Dataset entries:
* BEGIN *

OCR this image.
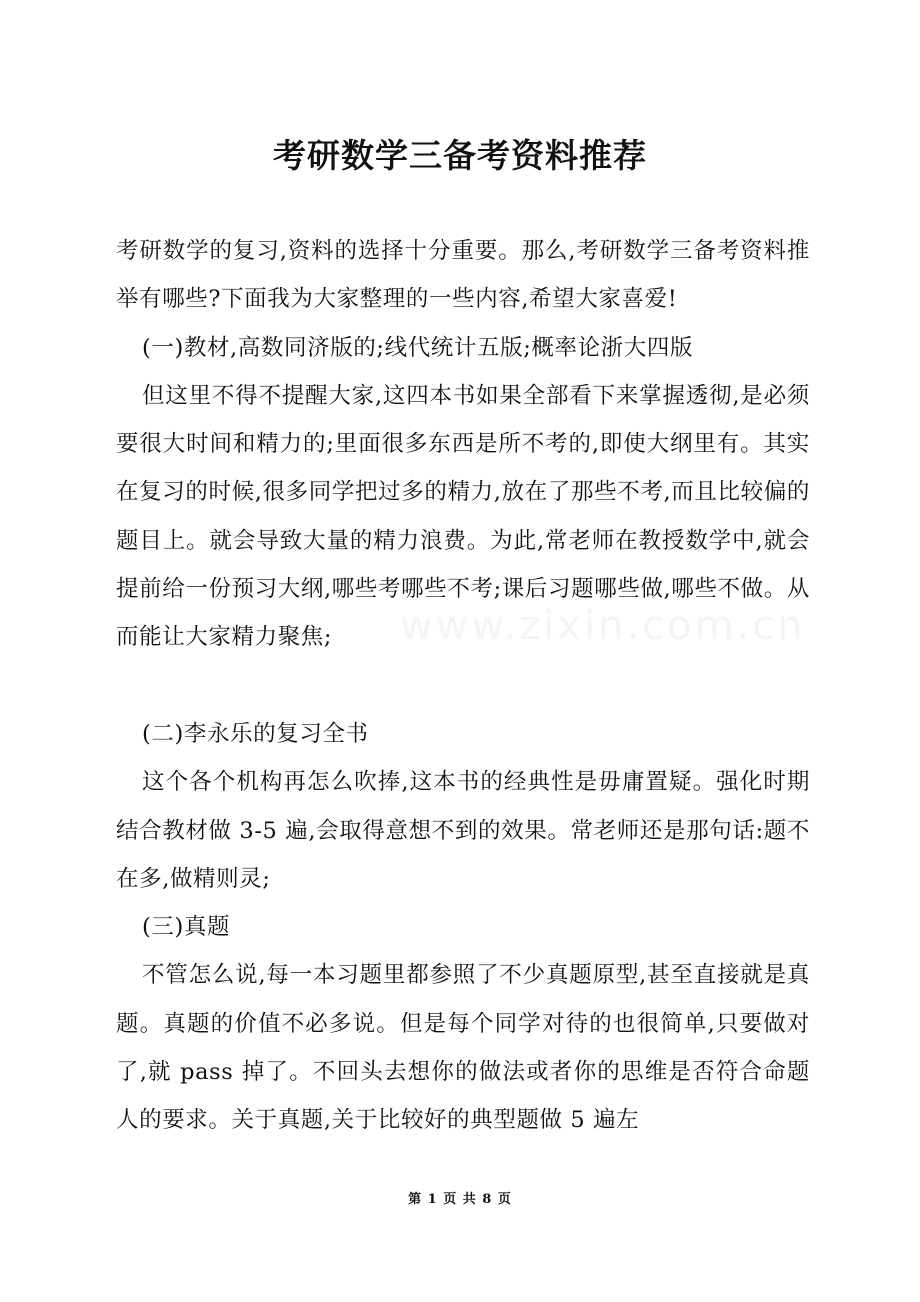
考研数学三备考资料推荐

考研数学的复习,资料的选择十分重要。那么,考研数学三备考资料推举有哪些?下面我为大家整理的一些内容,希望大家喜爱!

(一)教材,高数同济版的;线代统计五版;概率论浙大四版

但这里不得不提醒大家,这四本书如果全部看下来掌握透彻,是必须要很大时间和精力的;里面很多东西是所不考的,即使大纲里有。其实在复习的时候,很多同学把过多的精力,放在了那些不考,而且比较偏的题目上。就会导致大量的精力浪费。为此,常老师在教授数学中,就会提前给一份预习大纲,哪些考哪些不考;课后习题哪些做,哪些不做。从而能让大家精力聚焦;

(二)李永乐的复习全书

这个各个机构再怎么吹捧,这本书的经典性是毋庸置疑。强化时期结合教材做 3-5 遍,会取得意想不到的效果。常老师还是那句话:题不在多,做精则灵;

(三)真题

不管怎么说,每一本习题里都参照了不少真题原型,甚至直接就是真题。真题的价值不必多说。但是每个同学对待的也很简单,只要做对了,就 pass 掉了。不回头去想你的做法或者你的思维是否符合命题人的要求。关于真题,关于比较好的典型题做 5 遍左

www.zixin.com.cn
第 1 页 共 8 页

* END *

## Short exercise:
Nothing in the entries above should change when they are printed again, except that the pictures are dropped.

## Completed exercise:
OCR this image.
考研数学三备考资料推荐

考研数学的复习,资料的选择十分重要。那么,考研数学三备考资料推举有哪些?下面我为大家整理的一些内容,希望大家喜爱!

(一)教材,高数同济版的;线代统计五版;概率论浙大四版

但这里不得不提醒大家,这四本书如果全部看下来掌握透彻,是必须要很大时间和精力的;里面很多东西是所不考的,即使大纲里有。其实在复习的时候,很多同学把过多的精力,放在了那些不考,而且比较偏的题目上。就会导致大量的精力浪费。为此,常老师在教授数学中,就会提前给一份预习大纲,哪些考哪些不考;课后习题哪些做,哪些不做。从而能让大家精力聚焦;

(二)李永乐的复习全书

这个各个机构再怎么吹捧,这本书的经典性是毋庸置疑。强化时期结合教材做 3-5 遍,会取得意想不到的效果。常老师还是那句话:题不在多,做精则灵;

(三)真题

不管怎么说,每一本习题里都参照了不少真题原型,甚至直接就是真题。真题的价值不必多说。但是每个同学对待的也很简单,只要做对了,就 pass 掉了。不回头去想你的做法或者你的思维是否符合命题人的要求。关于真题,关于比较好的典型题做 5 遍左

www.zixin.com.cn
第 1 页 共 8 页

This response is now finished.